▶ _Structured figure records_:
+++++
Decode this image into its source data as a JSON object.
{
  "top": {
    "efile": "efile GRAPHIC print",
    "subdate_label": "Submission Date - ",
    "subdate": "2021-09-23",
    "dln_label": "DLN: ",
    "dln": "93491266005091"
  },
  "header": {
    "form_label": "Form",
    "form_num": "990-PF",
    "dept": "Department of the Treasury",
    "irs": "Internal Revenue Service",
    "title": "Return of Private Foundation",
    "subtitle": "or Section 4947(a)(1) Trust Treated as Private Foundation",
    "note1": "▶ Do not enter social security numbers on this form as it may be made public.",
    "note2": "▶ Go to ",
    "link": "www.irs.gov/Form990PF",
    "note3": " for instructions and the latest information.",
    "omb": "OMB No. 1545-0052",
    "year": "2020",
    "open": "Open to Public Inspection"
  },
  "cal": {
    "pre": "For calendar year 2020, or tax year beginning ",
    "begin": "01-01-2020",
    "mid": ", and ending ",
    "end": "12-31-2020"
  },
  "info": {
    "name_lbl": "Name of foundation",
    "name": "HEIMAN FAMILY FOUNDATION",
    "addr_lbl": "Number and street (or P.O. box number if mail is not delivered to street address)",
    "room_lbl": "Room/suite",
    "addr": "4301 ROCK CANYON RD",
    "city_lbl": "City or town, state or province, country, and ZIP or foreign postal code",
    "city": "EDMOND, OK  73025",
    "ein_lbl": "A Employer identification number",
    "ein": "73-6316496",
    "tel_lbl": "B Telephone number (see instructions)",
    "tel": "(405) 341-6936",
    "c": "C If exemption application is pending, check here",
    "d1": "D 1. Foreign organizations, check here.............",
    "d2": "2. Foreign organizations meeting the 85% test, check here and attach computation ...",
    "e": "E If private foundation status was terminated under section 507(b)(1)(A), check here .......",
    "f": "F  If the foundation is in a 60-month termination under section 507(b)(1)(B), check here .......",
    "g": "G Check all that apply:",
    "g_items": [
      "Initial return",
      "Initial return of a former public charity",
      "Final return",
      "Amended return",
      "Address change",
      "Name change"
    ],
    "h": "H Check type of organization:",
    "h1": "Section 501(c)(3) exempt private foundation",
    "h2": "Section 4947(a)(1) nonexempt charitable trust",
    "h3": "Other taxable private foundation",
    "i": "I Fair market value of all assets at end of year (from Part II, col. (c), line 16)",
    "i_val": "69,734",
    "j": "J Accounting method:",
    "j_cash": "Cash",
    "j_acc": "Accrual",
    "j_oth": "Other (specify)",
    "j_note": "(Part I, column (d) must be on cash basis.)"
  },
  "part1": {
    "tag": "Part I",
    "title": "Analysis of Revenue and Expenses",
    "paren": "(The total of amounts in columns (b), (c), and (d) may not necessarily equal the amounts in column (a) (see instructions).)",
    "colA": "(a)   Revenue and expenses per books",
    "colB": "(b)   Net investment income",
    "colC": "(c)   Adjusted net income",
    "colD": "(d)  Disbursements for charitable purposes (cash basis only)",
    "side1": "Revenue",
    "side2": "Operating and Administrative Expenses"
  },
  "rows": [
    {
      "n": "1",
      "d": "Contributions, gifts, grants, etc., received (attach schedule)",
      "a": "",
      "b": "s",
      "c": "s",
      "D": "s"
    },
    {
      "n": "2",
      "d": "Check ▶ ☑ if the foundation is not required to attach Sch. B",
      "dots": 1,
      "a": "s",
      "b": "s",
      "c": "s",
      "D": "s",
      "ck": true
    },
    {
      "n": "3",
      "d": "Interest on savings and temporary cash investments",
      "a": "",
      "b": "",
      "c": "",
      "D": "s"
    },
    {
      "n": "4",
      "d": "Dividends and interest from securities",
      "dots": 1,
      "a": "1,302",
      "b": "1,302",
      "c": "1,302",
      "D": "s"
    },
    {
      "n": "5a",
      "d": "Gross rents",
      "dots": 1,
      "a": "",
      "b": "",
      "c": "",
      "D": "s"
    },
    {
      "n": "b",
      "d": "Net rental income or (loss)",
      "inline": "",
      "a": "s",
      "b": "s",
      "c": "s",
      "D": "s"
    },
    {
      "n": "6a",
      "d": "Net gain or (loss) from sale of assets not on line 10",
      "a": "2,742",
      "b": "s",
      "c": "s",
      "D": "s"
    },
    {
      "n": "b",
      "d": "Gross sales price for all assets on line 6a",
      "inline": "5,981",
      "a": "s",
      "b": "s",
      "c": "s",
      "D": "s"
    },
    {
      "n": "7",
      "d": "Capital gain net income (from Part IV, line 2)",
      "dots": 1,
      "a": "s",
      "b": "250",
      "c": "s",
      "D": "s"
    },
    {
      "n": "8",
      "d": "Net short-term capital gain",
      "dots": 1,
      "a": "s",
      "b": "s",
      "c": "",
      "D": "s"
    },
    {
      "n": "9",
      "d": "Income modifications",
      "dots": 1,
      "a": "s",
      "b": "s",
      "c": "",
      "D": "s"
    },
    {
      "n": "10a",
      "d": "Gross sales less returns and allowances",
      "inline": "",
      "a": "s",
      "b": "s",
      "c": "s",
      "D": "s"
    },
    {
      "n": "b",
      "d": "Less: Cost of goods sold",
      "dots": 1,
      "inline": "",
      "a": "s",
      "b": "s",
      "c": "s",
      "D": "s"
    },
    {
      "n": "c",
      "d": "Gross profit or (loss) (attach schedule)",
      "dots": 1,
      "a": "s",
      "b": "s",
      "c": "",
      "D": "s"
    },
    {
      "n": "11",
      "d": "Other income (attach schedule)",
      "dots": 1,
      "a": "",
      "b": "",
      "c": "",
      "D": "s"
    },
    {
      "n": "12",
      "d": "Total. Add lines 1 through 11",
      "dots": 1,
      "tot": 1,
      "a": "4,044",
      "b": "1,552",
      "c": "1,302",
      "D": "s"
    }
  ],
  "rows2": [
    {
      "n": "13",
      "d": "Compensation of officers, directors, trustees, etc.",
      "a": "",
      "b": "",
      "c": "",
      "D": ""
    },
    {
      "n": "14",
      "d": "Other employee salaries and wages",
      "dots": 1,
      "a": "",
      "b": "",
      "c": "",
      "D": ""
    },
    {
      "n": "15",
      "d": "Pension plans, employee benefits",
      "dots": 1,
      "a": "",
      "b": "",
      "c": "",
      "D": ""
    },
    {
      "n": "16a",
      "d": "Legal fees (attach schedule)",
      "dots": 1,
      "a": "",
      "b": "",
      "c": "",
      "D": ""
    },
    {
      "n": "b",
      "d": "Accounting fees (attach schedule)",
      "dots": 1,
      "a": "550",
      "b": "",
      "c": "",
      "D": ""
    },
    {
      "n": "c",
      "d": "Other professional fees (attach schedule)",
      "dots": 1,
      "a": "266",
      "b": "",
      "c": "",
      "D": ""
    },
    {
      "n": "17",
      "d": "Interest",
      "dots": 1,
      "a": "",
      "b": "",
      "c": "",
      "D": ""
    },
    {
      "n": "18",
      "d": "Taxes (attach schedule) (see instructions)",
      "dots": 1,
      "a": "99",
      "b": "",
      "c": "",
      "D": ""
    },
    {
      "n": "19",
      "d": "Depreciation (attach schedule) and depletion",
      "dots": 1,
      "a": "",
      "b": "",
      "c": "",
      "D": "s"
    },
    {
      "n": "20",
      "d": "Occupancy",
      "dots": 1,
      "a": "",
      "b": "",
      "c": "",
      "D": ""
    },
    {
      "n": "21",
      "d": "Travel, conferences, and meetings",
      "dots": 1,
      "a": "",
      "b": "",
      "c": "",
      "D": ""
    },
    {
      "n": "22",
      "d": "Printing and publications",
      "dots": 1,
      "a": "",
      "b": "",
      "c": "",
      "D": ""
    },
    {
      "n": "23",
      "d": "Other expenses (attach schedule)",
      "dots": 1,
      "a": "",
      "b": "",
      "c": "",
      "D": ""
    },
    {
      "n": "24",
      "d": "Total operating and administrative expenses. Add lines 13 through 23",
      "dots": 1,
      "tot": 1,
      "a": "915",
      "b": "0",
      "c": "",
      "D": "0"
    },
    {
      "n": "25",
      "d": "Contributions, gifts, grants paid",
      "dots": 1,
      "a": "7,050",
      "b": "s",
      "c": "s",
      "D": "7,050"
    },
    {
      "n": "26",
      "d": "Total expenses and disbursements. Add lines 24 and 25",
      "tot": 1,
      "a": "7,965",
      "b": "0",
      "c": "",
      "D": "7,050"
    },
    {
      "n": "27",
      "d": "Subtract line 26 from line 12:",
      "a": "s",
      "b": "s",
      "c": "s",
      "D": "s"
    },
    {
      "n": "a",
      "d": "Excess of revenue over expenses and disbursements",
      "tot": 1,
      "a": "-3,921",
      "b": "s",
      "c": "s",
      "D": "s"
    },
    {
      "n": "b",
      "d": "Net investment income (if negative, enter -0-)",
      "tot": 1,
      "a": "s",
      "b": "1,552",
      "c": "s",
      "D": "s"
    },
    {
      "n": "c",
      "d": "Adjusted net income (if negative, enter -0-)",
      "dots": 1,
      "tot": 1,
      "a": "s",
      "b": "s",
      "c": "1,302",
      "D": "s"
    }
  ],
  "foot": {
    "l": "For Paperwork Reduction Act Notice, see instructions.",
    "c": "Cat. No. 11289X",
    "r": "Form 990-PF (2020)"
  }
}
+++++
▶ _Exercise_: Check each line of the entries for the string "Other". Copy the lines that have it.

▶ _Written answer_:
    "h3": "Other taxable private foundation",
    "j_oth": "Other (specify)",
      "d": "Other income (attach schedule)",
      "d": "Other employee salaries and wages",
      "d": "Other professional fees (attach schedule)",
      "d": "Other expenses (attach schedule)",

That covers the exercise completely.